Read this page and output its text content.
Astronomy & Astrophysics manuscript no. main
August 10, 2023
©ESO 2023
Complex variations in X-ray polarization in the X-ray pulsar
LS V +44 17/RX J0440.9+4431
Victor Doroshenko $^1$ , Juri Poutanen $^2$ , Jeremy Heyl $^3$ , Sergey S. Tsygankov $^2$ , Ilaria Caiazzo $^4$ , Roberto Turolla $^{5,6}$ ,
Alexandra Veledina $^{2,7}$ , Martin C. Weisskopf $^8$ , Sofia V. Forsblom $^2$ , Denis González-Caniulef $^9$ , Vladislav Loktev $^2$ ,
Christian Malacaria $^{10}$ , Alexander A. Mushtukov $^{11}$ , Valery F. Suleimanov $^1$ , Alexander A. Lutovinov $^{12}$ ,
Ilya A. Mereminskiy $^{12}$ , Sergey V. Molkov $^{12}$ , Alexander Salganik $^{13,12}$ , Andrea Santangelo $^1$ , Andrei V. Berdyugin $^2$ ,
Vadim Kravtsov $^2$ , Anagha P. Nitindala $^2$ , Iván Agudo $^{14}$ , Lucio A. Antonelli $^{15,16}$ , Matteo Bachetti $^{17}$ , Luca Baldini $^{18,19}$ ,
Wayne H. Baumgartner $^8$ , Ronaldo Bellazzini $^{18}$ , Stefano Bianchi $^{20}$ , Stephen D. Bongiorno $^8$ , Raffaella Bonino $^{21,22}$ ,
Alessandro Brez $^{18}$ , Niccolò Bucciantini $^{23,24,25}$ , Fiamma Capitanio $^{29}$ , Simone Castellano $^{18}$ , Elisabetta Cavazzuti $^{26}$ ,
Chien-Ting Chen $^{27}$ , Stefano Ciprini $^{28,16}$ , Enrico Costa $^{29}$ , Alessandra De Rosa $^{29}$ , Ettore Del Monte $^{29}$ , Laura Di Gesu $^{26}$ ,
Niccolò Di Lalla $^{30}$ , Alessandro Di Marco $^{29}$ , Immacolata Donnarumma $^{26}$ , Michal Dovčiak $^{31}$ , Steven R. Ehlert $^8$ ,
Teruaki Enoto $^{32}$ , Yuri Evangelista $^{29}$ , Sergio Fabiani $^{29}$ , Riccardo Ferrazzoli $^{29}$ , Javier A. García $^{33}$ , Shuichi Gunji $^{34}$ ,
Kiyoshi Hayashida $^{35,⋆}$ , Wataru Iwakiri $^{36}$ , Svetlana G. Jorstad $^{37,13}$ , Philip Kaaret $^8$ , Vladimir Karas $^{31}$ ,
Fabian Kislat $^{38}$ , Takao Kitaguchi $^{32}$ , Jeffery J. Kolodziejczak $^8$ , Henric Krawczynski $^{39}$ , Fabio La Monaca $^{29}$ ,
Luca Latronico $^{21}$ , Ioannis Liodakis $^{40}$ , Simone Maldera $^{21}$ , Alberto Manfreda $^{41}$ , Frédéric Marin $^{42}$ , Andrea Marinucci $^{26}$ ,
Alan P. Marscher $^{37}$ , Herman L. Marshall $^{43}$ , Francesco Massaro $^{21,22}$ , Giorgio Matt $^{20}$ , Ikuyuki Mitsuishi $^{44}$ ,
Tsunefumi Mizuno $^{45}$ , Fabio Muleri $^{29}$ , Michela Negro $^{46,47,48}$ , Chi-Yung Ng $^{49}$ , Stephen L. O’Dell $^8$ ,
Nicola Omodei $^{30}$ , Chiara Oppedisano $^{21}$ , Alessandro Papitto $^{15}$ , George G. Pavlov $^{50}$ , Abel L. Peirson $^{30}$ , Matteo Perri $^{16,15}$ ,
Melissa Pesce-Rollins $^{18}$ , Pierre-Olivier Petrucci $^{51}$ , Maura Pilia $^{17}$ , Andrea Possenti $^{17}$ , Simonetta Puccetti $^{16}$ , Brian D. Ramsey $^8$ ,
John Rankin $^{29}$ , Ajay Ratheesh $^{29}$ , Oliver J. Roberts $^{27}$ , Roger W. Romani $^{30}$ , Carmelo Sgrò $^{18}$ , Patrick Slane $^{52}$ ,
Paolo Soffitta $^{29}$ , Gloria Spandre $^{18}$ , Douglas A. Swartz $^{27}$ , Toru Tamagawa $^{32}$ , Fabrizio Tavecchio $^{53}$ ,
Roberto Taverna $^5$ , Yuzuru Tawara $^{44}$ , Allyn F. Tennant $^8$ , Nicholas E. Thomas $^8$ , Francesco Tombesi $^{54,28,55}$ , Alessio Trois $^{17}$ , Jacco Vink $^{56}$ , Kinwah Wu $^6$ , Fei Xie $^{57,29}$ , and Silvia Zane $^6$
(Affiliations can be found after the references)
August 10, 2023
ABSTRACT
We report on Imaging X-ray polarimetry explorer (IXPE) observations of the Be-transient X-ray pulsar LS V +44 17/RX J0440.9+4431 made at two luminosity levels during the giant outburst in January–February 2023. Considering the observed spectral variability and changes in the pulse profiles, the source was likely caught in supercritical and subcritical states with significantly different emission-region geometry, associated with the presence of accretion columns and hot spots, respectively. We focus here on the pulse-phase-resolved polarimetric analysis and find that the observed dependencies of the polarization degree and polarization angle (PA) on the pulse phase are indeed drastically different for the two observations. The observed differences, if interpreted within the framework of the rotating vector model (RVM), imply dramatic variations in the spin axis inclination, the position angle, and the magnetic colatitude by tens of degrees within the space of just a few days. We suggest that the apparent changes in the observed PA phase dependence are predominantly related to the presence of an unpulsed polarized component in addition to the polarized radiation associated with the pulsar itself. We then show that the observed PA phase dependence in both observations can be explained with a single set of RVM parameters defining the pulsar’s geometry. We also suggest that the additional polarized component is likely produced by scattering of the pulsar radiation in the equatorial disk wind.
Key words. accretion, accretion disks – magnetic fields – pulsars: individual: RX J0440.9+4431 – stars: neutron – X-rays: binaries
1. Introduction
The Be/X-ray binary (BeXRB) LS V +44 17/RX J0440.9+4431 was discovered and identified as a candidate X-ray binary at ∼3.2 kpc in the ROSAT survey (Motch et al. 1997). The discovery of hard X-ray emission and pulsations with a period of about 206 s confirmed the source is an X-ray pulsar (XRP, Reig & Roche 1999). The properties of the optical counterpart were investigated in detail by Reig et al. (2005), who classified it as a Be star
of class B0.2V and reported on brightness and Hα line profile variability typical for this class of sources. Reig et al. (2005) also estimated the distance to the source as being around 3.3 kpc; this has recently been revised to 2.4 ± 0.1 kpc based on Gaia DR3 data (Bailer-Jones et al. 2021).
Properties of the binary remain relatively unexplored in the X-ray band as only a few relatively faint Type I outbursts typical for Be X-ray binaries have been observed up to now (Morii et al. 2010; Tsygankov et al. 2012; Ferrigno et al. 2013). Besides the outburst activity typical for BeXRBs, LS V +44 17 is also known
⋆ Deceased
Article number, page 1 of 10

☆ ☆ ☆ ☆ ☆

→ **YOUR GOAL**
Reproduce each entry word for word.

→ **THE COMPLETED TASK**
Read this page and output its text content.
Astronomy & Astrophysics manuscript no. main
August 10, 2023
©ESO 2023
Complex variations in X-ray polarization in the X-ray pulsar
LS V +44 17/RX J0440.9+4431
Victor Doroshenko $^1$ , Juri Poutanen $^2$ , Jeremy Heyl $^3$ , Sergey S. Tsygankov $^2$ , Ilaria Caiazzo $^4$ , Roberto Turolla $^{5,6}$ ,
Alexandra Veledina $^{2,7}$ , Martin C. Weisskopf $^8$ , Sofia V. Forsblom $^2$ , Denis González-Caniulef $^9$ , Vladislav Loktev $^2$ ,
Christian Malacaria $^{10}$ , Alexander A. Mushtukov $^{11}$ , Valery F. Suleimanov $^1$ , Alexander A. Lutovinov $^{12}$ ,
Ilya A. Mereminskiy $^{12}$ , Sergey V. Molkov $^{12}$ , Alexander Salganik $^{13,12}$ , Andrea Santangelo $^1$ , Andrei V. Berdyugin $^2$ ,
Vadim Kravtsov $^2$ , Anagha P. Nitindala $^2$ , Iván Agudo $^{14}$ , Lucio A. Antonelli $^{15,16}$ , Matteo Bachetti $^{17}$ , Luca Baldini $^{18,19}$ ,
Wayne H. Baumgartner $^8$ , Ronaldo Bellazzini $^{18}$ , Stefano Bianchi $^{20}$ , Stephen D. Bongiorno $^8$ , Raffaella Bonino $^{21,22}$ ,
Alessandro Brez $^{18}$ , Niccolò Bucciantini $^{23,24,25}$ , Fiamma Capitanio $^{29}$ , Simone Castellano $^{18}$ , Elisabetta Cavazzuti $^{26}$ ,
Chien-Ting Chen $^{27}$ , Stefano Ciprini $^{28,16}$ , Enrico Costa $^{29}$ , Alessandra De Rosa $^{29}$ , Ettore Del Monte $^{29}$ , Laura Di Gesu $^{26}$ ,
Niccolò Di Lalla $^{30}$ , Alessandro Di Marco $^{29}$ , Immacolata Donnarumma $^{26}$ , Michal Dovčiak $^{31}$ , Steven R. Ehlert $^8$ ,
Teruaki Enoto $^{32}$ , Yuri Evangelista $^{29}$ , Sergio Fabiani $^{29}$ , Riccardo Ferrazzoli $^{29}$ , Javier A. García $^{33}$ , Shuichi Gunji $^{34}$ ,
Kiyoshi Hayashida $^{35,⋆}$ , Wataru Iwakiri $^{36}$ , Svetlana G. Jorstad $^{37,13}$ , Philip Kaaret $^8$ , Vladimir Karas $^{31}$ ,
Fabian Kislat $^{38}$ , Takao Kitaguchi $^{32}$ , Jeffery J. Kolodziejczak $^8$ , Henric Krawczynski $^{39}$ , Fabio La Monaca $^{29}$ ,
Luca Latronico $^{21}$ , Ioannis Liodakis $^{40}$ , Simone Maldera $^{21}$ , Alberto Manfreda $^{41}$ , Frédéric Marin $^{42}$ , Andrea Marinucci $^{26}$ ,
Alan P. Marscher $^{37}$ , Herman L. Marshall $^{43}$ , Francesco Massaro $^{21,22}$ , Giorgio Matt $^{20}$ , Ikuyuki Mitsuishi $^{44}$ ,
Tsunefumi Mizuno $^{45}$ , Fabio Muleri $^{29}$ , Michela Negro $^{46,47,48}$ , Chi-Yung Ng $^{49}$ , Stephen L. O’Dell $^8$ ,
Nicola Omodei $^{30}$ , Chiara Oppedisano $^{21}$ , Alessandro Papitto $^{15}$ , George G. Pavlov $^{50}$ , Abel L. Peirson $^{30}$ , Matteo Perri $^{16,15}$ ,
Melissa Pesce-Rollins $^{18}$ , Pierre-Olivier Petrucci $^{51}$ , Maura Pilia $^{17}$ , Andrea Possenti $^{17}$ , Simonetta Puccetti $^{16}$ , Brian D. Ramsey $^8$ ,
John Rankin $^{29}$ , Ajay Ratheesh $^{29}$ , Oliver J. Roberts $^{27}$ , Roger W. Romani $^{30}$ , Carmelo Sgrò $^{18}$ , Patrick Slane $^{52}$ ,
Paolo Soffitta $^{29}$ , Gloria Spandre $^{18}$ , Douglas A. Swartz $^{27}$ , Toru Tamagawa $^{32}$ , Fabrizio Tavecchio $^{53}$ ,
Roberto Taverna $^5$ , Yuzuru Tawara $^{44}$ , Allyn F. Tennant $^8$ , Nicholas E. Thomas $^8$ , Francesco Tombesi $^{54,28,55}$ , Alessio Trois $^{17}$ , Jacco Vink $^{56}$ , Kinwah Wu $^6$ , Fei Xie $^{57,29}$ , and Silvia Zane $^6$
(Affiliations can be found after the references)
August 10, 2023
ABSTRACT
We report on Imaging X-ray polarimetry explorer (IXPE) observations of the Be-transient X-ray pulsar LS V +44 17/RX J0440.9+4431 made at two luminosity levels during the giant outburst in January–February 2023. Considering the observed spectral variability and changes in the pulse profiles, the source was likely caught in supercritical and subcritical states with significantly different emission-region geometry, associated with the presence of accretion columns and hot spots, respectively. We focus here on the pulse-phase-resolved polarimetric analysis and find that the observed dependencies of the polarization degree and polarization angle (PA) on the pulse phase are indeed drastically different for the two observations. The observed differences, if interpreted within the framework of the rotating vector model (RVM), imply dramatic variations in the spin axis inclination, the position angle, and the magnetic colatitude by tens of degrees within the space of just a few days. We suggest that the apparent changes in the observed PA phase dependence are predominantly related to the presence of an unpulsed polarized component in addition to the polarized radiation associated with the pulsar itself. We then show that the observed PA phase dependence in both observations can be explained with a single set of RVM parameters defining the pulsar’s geometry. We also suggest that the additional polarized component is likely produced by scattering of the pulsar radiation in the equatorial disk wind.
Key words. accretion, accretion disks – magnetic fields – pulsars: individual: RX J0440.9+4431 – stars: neutron – X-rays: binaries
1. Introduction
The Be/X-ray binary (BeXRB) LS V +44 17/RX J0440.9+4431 was discovered and identified as a candidate X-ray binary at ∼3.2 kpc in the ROSAT survey (Motch et al. 1997). The discovery of hard X-ray emission and pulsations with a period of about 206 s confirmed the source is an X-ray pulsar (XRP, Reig & Roche 1999). The properties of the optical counterpart were investigated in detail by Reig et al. (2005), who classified it as a Be star
of class B0.2V and reported on brightness and Hα line profile variability typical for this class of sources. Reig et al. (2005) also estimated the distance to the source as being around 3.3 kpc; this has recently been revised to 2.4 ± 0.1 kpc based on Gaia DR3 data (Bailer-Jones et al. 2021).
Properties of the binary remain relatively unexplored in the X-ray band as only a few relatively faint Type I outbursts typical for Be X-ray binaries have been observed up to now (Morii et al. 2010; Tsygankov et al. 2012; Ferrigno et al. 2013). Besides the outburst activity typical for BeXRBs, LS V +44 17 is also known
⋆ Deceased
Article number, page 1 of 10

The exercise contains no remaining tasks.